Required task 1>
In the entries, rename "heatmap-cell" to "grid-cell" in the lines from the line with "heatmap-cell xyxy=(186,92,190,96)" up to and including the line with "heatmap-cell xyxy=(192,386,196,390)", leaving everything else unchanged, and give back only those lines.

Document passage>
Amid this growing tension, the school asks Eliza and Len to work side by side to demonstrate civility. But as they get to know one another, Eliza feels increasingly trapped by a horrifying realization—she just might be falling for the face of the patriarchy himself.

Not Here to Be Liked has left behind an impression on me that is both hard to eloquently write down and make coherent sense. I will try to organize it in some way, but please bear with me.

Firstly, I knew I was in love when I first turned on the audiobook and heard the first few chapters. Eliza Quan is a Vietnamese Chinese girl with parents who immigrated to North America as refugees from the aftermath of the Vietnam War. Her family has kept Chinese roots regardless of living in Vietnam for at least a generation so their household speaks a combination of Vietnamese and Cantonese. I’m just going to say that seeing (or rather, hearing) the Cantonese and every day references mentioned sent a delighted thrill of surprise through me. Like the following quote:

“Make sure you have enough rice to eat.”

Quan family motto

You have no idea how many times I grew up hearing this from my grandparents. It’s why I’m more of a noodle person as an adult because I had way too much rice as a child.

This made me feel like Eliza (and her family) was someone I intimately knew right away. Like she could’ve been a part of my family. Or my boyfriend’s family. It was so surreal to feel represented in fiction because I’m quite used to never seeing that. Even amidst the surge of Asian representation in YA, there was never any protagonist that quite hit the nail like Eliza did for me. (I won’t nitpick that the Cantonese spoken on the audiobook wasn’t quite without an accent, but it was still amazing!).

But aside from my personal connection to Eliza and her family, this book is about feminism. Or rather, the unwitting face of feminism Eliza becomes when someone released her rant – aka manifesto – about losing the school paper’s editor in chief vote. To a boy.

Maybe like most of us, we wouldn’t know what to do when we become the face of feminism among our peers. I sure wouldn’t. So all of a sudden, she’s launched into infamy, targeted by certain classmates with awful comments on social media and scrawled across her locker. Which in and of itself is sexist as the manifesto equally targets Len as the “face of patriarchy”. Why wouldn’t he get equal treatment against him, the target of the paper?

This exploration of “what makes one a feminist” and “how should a feminist act” was one I had to sit with for a while in writing this review. What does one immediately think of when we say “feminism”?

I’m a feminist, not a narcissist.

Eliza Quan

I do applaud Michelle Quach’s thoughts in the form of Eliza’s own internal questions and the different women she wrote about. Eliza definitely sat more in the middle, wanting to do her part, but not knowing if interacting with the enemy Len, made her a hypocrite and a terrible feminist. Her best friend Winona leaned more into the stereotype, for better or worse, that feminism sometimes bring to mind, wherein it’s more synonymous with anti-male. Meanwhile, the popular girl Serena that came into their lives in the aftermath of the manifesto embodied more of social action for something she stood for while not particularly looking or acting a certain way towards men. There was definitely growth in all three girls as they spearheaded the growing feminist movement in their school, but it was interesting noting the different directions each came at this same movement.

Quach also explored a little the impact of Asian cultures in wiring how women think through the experiences and stories Eliza’s mom told her, and the way she wanted her own daughter to behave. I appreciated that too because I can acknowledge it’s definitely there and prevalent in our societies even now. We do need more stories like this among POC communities, although I will also acknowledge it is a clash of Western and Eastern ways of thinking.

Required task 2>
Write the next part of the review of Not Here to Be Liked, picking up after its last sentence.

Entries>
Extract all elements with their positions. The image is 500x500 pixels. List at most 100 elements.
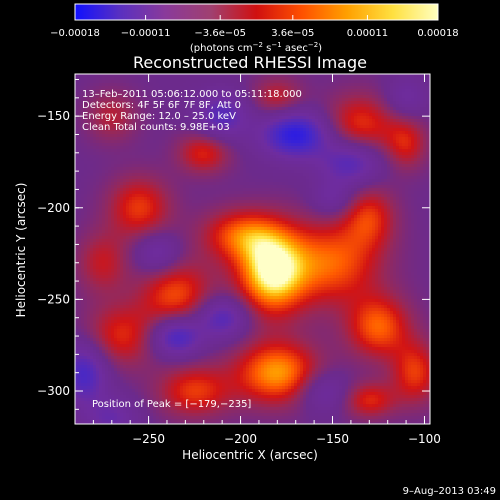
heatmap-cell xyxy=(186,92,190,96)
heatmap-cell xyxy=(90,353,94,357)
heatmap-cell xyxy=(90,83,94,87)
heatmap-cell xyxy=(183,191,187,195)
heatmap-cell xyxy=(174,353,178,357)
heatmap-cell xyxy=(171,380,175,384)
heatmap-cell xyxy=(132,89,136,93)
heatmap-cell xyxy=(198,101,202,105)
heatmap-cell xyxy=(99,254,103,258)
heatmap-cell xyxy=(141,86,145,90)
heatmap-cell xyxy=(162,122,166,126)
heatmap-cell xyxy=(141,389,145,393)
heatmap-cell xyxy=(126,77,130,81)
heatmap-cell xyxy=(105,320,109,324)
heatmap-cell xyxy=(192,386,196,390)
heatmap-cell xyxy=(99,314,103,318)
heatmap-cell xyxy=(159,251,163,255)
heatmap-cell xyxy=(105,95,109,99)
heatmap-cell xyxy=(189,170,193,174)
heatmap-cell xyxy=(81,287,85,291)
heatmap-cell xyxy=(84,296,88,300)
heatmap-cell xyxy=(201,227,205,231)
heatmap-cell xyxy=(123,416,127,420)
heatmap-cell xyxy=(132,248,136,252)
heatmap-cell xyxy=(162,158,166,162)
heatmap-cell xyxy=(78,227,82,231)
heatmap-cell xyxy=(156,98,160,102)
heatmap-cell xyxy=(120,209,124,213)
heatmap-cell xyxy=(81,395,85,399)
heatmap-cell xyxy=(165,413,169,417)
heatmap-cell xyxy=(189,140,193,144)
heatmap-cell xyxy=(159,299,163,303)
heatmap-cell xyxy=(90,149,94,153)
heatmap-cell xyxy=(117,146,121,150)
heatmap-cell xyxy=(96,221,100,225)
heatmap-cell xyxy=(189,314,193,318)
heatmap-cell xyxy=(90,146,94,150)
heatmap-cell xyxy=(123,185,127,189)
heatmap-cell xyxy=(138,335,142,339)
heatmap-cell xyxy=(144,347,148,351)
heatmap-cell xyxy=(177,320,181,324)
heatmap-cell xyxy=(84,404,88,408)
heatmap-cell xyxy=(132,122,136,126)
heatmap-cell xyxy=(147,311,151,315)
heatmap-cell xyxy=(126,329,130,333)
heatmap-cell xyxy=(96,173,100,177)
heatmap-cell xyxy=(186,386,190,390)
heatmap-cell xyxy=(144,104,148,108)
heatmap-cell xyxy=(126,332,130,336)
heatmap-cell xyxy=(165,164,169,168)
heatmap-cell xyxy=(174,89,178,93)
heatmap-cell xyxy=(75,143,79,147)
heatmap-cell xyxy=(123,233,127,237)
heatmap-cell xyxy=(156,413,160,417)
heatmap-cell xyxy=(90,398,94,402)
heatmap-cell xyxy=(87,125,91,129)
heatmap-cell xyxy=(93,311,97,315)
heatmap-cell xyxy=(177,131,181,135)
heatmap-cell xyxy=(90,317,94,321)
heatmap-cell xyxy=(183,239,187,243)
heatmap-cell xyxy=(153,293,157,297)
heatmap-cell xyxy=(150,419,154,423)
heatmap-cell xyxy=(138,407,142,411)
heatmap-cell xyxy=(177,314,181,318)
heatmap-cell xyxy=(90,410,94,414)
heatmap-cell xyxy=(201,158,205,162)
heatmap-cell xyxy=(129,230,133,234)
heatmap-cell xyxy=(153,128,157,132)
heatmap-cell xyxy=(186,119,190,123)
heatmap-cell xyxy=(189,269,193,273)
heatmap-cell xyxy=(132,233,136,237)
heatmap-cell xyxy=(141,362,145,366)
heatmap-cell xyxy=(150,290,154,294)
heatmap-cell xyxy=(117,332,121,336)
heatmap-cell xyxy=(114,95,118,99)
heatmap-cell xyxy=(120,245,124,249)
heatmap-cell xyxy=(99,353,103,357)
heatmap-cell xyxy=(162,140,166,144)
heatmap-cell xyxy=(108,149,112,153)
heatmap-cell xyxy=(81,107,85,111)
heatmap-cell xyxy=(99,128,103,132)
heatmap-cell xyxy=(201,215,205,219)
heatmap-cell xyxy=(138,191,142,195)
heatmap-cell xyxy=(198,398,202,402)
heatmap-cell xyxy=(186,362,190,366)
heatmap-cell xyxy=(153,290,157,294)
heatmap-cell xyxy=(159,101,163,105)
heatmap-cell xyxy=(123,320,127,324)
heatmap-cell xyxy=(117,245,121,249)
heatmap-cell xyxy=(192,155,196,159)
heatmap-cell xyxy=(132,305,136,309)
heatmap-cell xyxy=(198,338,202,342)
heatmap-cell xyxy=(117,254,121,258)
heatmap-cell xyxy=(159,272,163,276)
heatmap-cell xyxy=(138,260,142,264)
heatmap-cell xyxy=(132,347,136,351)
heatmap-cell xyxy=(153,308,157,312)
heatmap-cell xyxy=(126,221,130,225)
heatmap-cell xyxy=(141,233,145,237)
heatmap-cell xyxy=(102,119,106,123)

Final answer 1>
grid-cell xyxy=(186,92,190,96)
grid-cell xyxy=(90,353,94,357)
grid-cell xyxy=(90,83,94,87)
grid-cell xyxy=(183,191,187,195)
grid-cell xyxy=(174,353,178,357)
grid-cell xyxy=(171,380,175,384)
grid-cell xyxy=(132,89,136,93)
grid-cell xyxy=(198,101,202,105)
grid-cell xyxy=(99,254,103,258)
grid-cell xyxy=(141,86,145,90)
grid-cell xyxy=(162,122,166,126)
grid-cell xyxy=(141,389,145,393)
grid-cell xyxy=(126,77,130,81)
grid-cell xyxy=(105,320,109,324)
grid-cell xyxy=(192,386,196,390)

Final answer 2>
The romance, it seemed, fell somewhere behind all of this. It’s probably the only reason why I lowered my rating. I didn’t particularly feel the chemistry between Len and Eliza in their interactions. It could be because she wanted to hold onto her animosity towards him the whole time, but in getting to know Len, I came to realize he’s a pretty good guy and didn’t deserve the “face of the patriarchy” label. Of course, he still got off easy in the eyes of his peers (sexism, am I right?), but he wasn’t the villain the manifesto painted him out to be – or what I thought he’d be coming into this book.

Did I think it was a fun romance still? Sure, it was fine, but if a solid “enemies to lovers” trope is what’s bringing you here, you may need to rethink it a little. It’s definitely not the focus of this story.

All this to say, I reflected a lot as a result of reading this book about feminism and how I see myself, even, as a young woman in my society and among my peers. It’s made me think about how I can fight for equality, not superiority in any one sex, in my own life. And I think that is the point of this book, so it has done the job it’s set out to do.

Because feminism, contrary to popular belief, isn’t about hating on guys…It’s about all of us working toward equality, together.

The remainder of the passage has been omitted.